● TASK INSTRUCTIONS: List every line in this data where the string "режиме" occurs.

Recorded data

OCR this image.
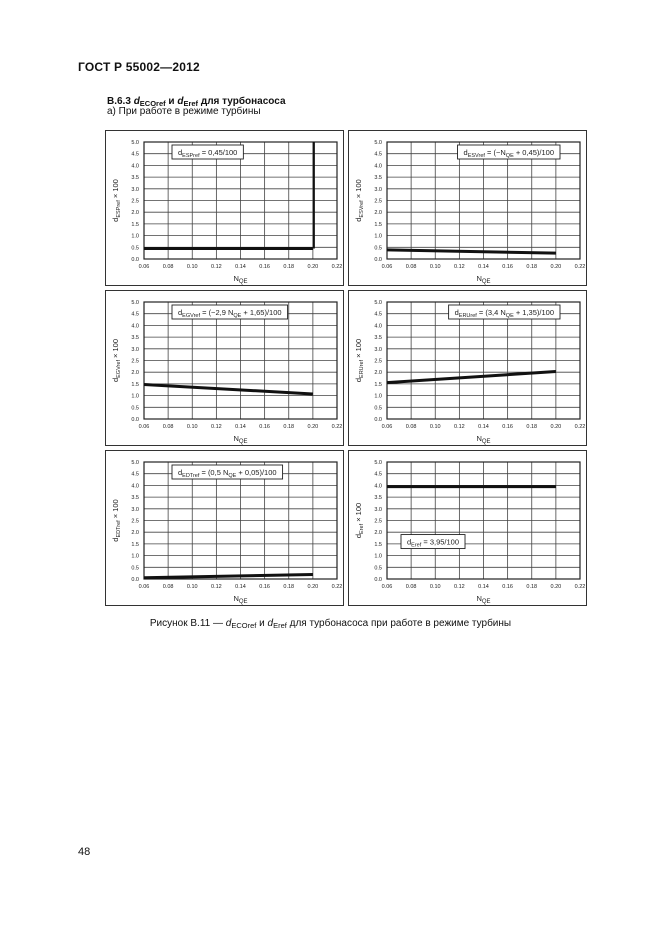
ГОСТ Р 55002—2012
В.6.3 $d_{ECOref}$ и $d_{Eref}$ для турбонасоса
а) При работе в режиме турбины
0.0
0.5
1.0
1.5
2.0
2.5
3.0
3.5
4.0
4.5
5.0
0.06 0.08 0.10 0.12 0.14 0.16 0.18 0.20 0.22
NQE
dESPref × 100
dESPref = 0,45/100
0.0
0.5
1.0
1.5
2.0
2.5
3.0
3.5
4.0
4.5
5.0
0.06 0.08 0.10 0.12 0.14 0.16 0.18 0.20 0.22
NQE
dESVref × 100
dESVref = (−NQE + 0,45)/100
0.0
0.5
1.0
1.5
2.0
2.5
3.0
3.5
4.0
4.5
5.0
0.06 0.08 0.10 0.12 0.14 0.16 0.18 0.20 0.22
NQE
dEGVref × 100
dEGVref = (−2,9 NQE + 1,65)/100
0.0
0.5
1.0
1.5
2.0
2.5
3.0
3.5
4.0
4.5
5.0
0.06 0.08 0.10 0.12 0.14 0.16 0.18 0.20 0.22
NQE
dERUref × 100
dERUref = (3,4 NQE + 1,35)/100
0.0
0.5
1.0
1.5
2.0
2.5
3.0
3.5
4.0
4.5
5.0
0.06 0.08 0.10 0.12 0.14 0.16 0.18 0.20 0.22
NQE
dEDTref × 100
dEDTref = (0,5 NQE + 0,05)/100
0.0
0.5
1.0
1.5
2.0
2.5
3.0
3.5
4.0
4.5
5.0
0.06 0.08 0.10 0.12 0.14 0.16 0.18 0.20 0.22
NQE
dEref × 100
dEref = 3,95/100
Рисунок В.11 — $d_{ECOref}$ и $d_{Eref}$ для турбонасоса при работе в режиме турбины
48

● RESPONSE:
а) При работе в режиме турбины
Рисунок В.11 — $d_{ECOref}$ и $d_{Eref}$ для турбонасоса при работе в режиме турбины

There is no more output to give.